Stored data:
::::

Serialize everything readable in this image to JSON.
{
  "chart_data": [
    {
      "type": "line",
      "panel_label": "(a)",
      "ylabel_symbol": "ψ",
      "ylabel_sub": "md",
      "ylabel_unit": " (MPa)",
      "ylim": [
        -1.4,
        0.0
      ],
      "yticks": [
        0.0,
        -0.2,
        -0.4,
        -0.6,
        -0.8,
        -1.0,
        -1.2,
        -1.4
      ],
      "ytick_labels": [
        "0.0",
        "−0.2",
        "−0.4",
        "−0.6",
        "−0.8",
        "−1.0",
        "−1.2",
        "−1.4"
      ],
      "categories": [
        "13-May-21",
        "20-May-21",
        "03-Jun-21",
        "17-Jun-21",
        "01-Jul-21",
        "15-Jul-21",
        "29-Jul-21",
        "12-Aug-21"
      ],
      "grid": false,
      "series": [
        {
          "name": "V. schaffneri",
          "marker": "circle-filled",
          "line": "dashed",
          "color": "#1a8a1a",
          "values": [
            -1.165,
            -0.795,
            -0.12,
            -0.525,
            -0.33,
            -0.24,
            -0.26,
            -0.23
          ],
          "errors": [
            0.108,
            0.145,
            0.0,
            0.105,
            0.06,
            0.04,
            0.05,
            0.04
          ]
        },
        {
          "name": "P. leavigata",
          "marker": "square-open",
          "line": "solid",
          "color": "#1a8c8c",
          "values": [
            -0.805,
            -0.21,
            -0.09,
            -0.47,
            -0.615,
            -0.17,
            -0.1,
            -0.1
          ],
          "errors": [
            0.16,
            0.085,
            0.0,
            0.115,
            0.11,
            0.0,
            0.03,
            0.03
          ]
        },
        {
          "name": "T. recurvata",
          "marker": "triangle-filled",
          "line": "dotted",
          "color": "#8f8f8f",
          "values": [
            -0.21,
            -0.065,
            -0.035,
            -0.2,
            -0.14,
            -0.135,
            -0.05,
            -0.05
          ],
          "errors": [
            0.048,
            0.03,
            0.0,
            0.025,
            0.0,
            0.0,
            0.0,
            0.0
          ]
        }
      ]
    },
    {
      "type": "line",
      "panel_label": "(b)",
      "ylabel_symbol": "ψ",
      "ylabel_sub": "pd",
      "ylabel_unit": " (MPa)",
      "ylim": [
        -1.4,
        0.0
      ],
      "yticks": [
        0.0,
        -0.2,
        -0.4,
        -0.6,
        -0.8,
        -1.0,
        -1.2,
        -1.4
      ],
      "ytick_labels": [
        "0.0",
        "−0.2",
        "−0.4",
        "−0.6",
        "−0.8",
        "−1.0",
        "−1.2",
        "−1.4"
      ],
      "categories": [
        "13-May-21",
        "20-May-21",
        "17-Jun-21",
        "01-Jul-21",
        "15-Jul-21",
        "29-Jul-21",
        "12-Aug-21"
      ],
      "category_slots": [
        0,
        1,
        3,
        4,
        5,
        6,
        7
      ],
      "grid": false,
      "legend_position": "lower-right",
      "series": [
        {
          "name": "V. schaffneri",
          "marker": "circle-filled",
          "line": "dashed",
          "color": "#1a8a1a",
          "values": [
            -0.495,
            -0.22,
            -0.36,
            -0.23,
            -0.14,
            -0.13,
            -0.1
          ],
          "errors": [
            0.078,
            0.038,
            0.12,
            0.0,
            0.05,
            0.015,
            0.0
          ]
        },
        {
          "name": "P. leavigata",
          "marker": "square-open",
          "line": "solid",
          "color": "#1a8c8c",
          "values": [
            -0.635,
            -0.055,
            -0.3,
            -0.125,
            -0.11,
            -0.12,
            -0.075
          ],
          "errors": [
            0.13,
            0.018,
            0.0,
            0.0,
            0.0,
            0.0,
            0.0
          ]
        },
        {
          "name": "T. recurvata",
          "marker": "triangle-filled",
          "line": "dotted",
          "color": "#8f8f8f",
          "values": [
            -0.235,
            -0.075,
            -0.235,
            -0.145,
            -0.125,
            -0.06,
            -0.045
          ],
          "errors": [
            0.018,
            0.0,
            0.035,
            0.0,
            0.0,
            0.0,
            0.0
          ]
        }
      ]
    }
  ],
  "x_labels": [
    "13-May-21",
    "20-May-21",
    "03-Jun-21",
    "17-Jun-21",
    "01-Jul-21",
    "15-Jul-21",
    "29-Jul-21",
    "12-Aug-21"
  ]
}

::::

EXERCISE >> Output the records verbatim, from the first line to the last.

ANSWER TO THE PROBLEM >>
Serialize everything readable in this image to JSON.
{
  "chart_data": [
    {
      "type": "line",
      "panel_label": "(a)",
      "ylabel_symbol": "ψ",
      "ylabel_sub": "md",
      "ylabel_unit": " (MPa)",
      "ylim": [
        -1.4,
        0.0
      ],
      "yticks": [
        0.0,
        -0.2,
        -0.4,
        -0.6,
        -0.8,
        -1.0,
        -1.2,
        -1.4
      ],
      "ytick_labels": [
        "0.0",
        "−0.2",
        "−0.4",
        "−0.6",
        "−0.8",
        "−1.0",
        "−1.2",
        "−1.4"
      ],
      "categories": [
        "13-May-21",
        "20-May-21",
        "03-Jun-21",
        "17-Jun-21",
        "01-Jul-21",
        "15-Jul-21",
        "29-Jul-21",
        "12-Aug-21"
      ],
      "grid": false,
      "series": [
        {
          "name": "V. schaffneri",
          "marker": "circle-filled",
          "line": "dashed",
          "color": "#1a8a1a",
          "values": [
            -1.165,
            -0.795,
            -0.12,
            -0.525,
            -0.33,
            -0.24,
            -0.26,
            -0.23
          ],
          "errors": [
            0.108,
            0.145,
            0.0,
            0.105,
            0.06,
            0.04,
            0.05,
            0.04
          ]
        },
        {
          "name": "P. leavigata",
          "marker": "square-open",
          "line": "solid",
          "color": "#1a8c8c",
          "values": [
            -0.805,
            -0.21,
            -0.09,
            -0.47,
            -0.615,
            -0.17,
            -0.1,
            -0.1
          ],
          "errors": [
            0.16,
            0.085,
            0.0,
            0.115,
            0.11,
            0.0,
            0.03,
            0.03
          ]
        },
        {
          "name": "T. recurvata",
          "marker": "triangle-filled",
          "line": "dotted",
          "color": "#8f8f8f",
          "values": [
            -0.21,
            -0.065,
            -0.035,
            -0.2,
            -0.14,
            -0.135,
            -0.05,
            -0.05
          ],
          "errors": [
            0.048,
            0.03,
            0.0,
            0.025,
            0.0,
            0.0,
            0.0,
            0.0
          ]
        }
      ]
    },
    {
      "type": "line",
      "panel_label": "(b)",
      "ylabel_symbol": "ψ",
      "ylabel_sub": "pd",
      "ylabel_unit": " (MPa)",
      "ylim": [
        -1.4,
        0.0
      ],
      "yticks": [
        0.0,
        -0.2,
        -0.4,
        -0.6,
        -0.8,
        -1.0,
        -1.2,
        -1.4
      ],
      "ytick_labels": [
        "0.0",
        "−0.2",
        "−0.4",
        "−0.6",
        "−0.8",
        "−1.0",
        "−1.2",
        "−1.4"
      ],
      "categories": [
        "13-May-21",
        "20-May-21",
        "17-Jun-21",
        "01-Jul-21",
        "15-Jul-21",
        "29-Jul-21",
        "12-Aug-21"
      ],
      "category_slots": [
        0,
        1,
        3,
        4,
        5,
        6,
        7
      ],
      "grid": false,
      "legend_position": "lower-right",
      "series": [
        {
          "name": "V. schaffneri",
          "marker": "circle-filled",
          "line": "dashed",
          "color": "#1a8a1a",
          "values": [
            -0.495,
            -0.22,
            -0.36,
            -0.23,
            -0.14,
            -0.13,
            -0.1
          ],
          "errors": [
            0.078,
            0.038,
            0.12,
            0.0,
            0.05,
            0.015,
            0.0
          ]
        },
        {
          "name": "P. leavigata",
          "marker": "square-open",
          "line": "solid",
          "color": "#1a8c8c",
          "values": [
            -0.635,
            -0.055,
            -0.3,
            -0.125,
            -0.11,
            -0.12,
            -0.075
          ],
          "errors": [
            0.13,
            0.018,
            0.0,
            0.0,
            0.0,
            0.0,
            0.0
          ]
        },
        {
          "name": "T. recurvata",
          "marker": "triangle-filled",
          "line": "dotted",
          "color": "#8f8f8f",
          "values": [
            -0.235,
            -0.075,
            -0.235,
            -0.145,
            -0.125,
            -0.06,
            -0.045
          ],
          "errors": [
            0.018,
            0.0,
            0.035,
            0.0,
            0.0,
            0.0,
            0.0
          ]
        }
      ]
    }
  ],
  "x_labels": [
    "13-May-21",
    "20-May-21",
    "03-Jun-21",
    "17-Jun-21",
    "01-Jul-21",
    "15-Jul-21",
    "29-Jul-21",
    "12-Aug-21"
  ]
}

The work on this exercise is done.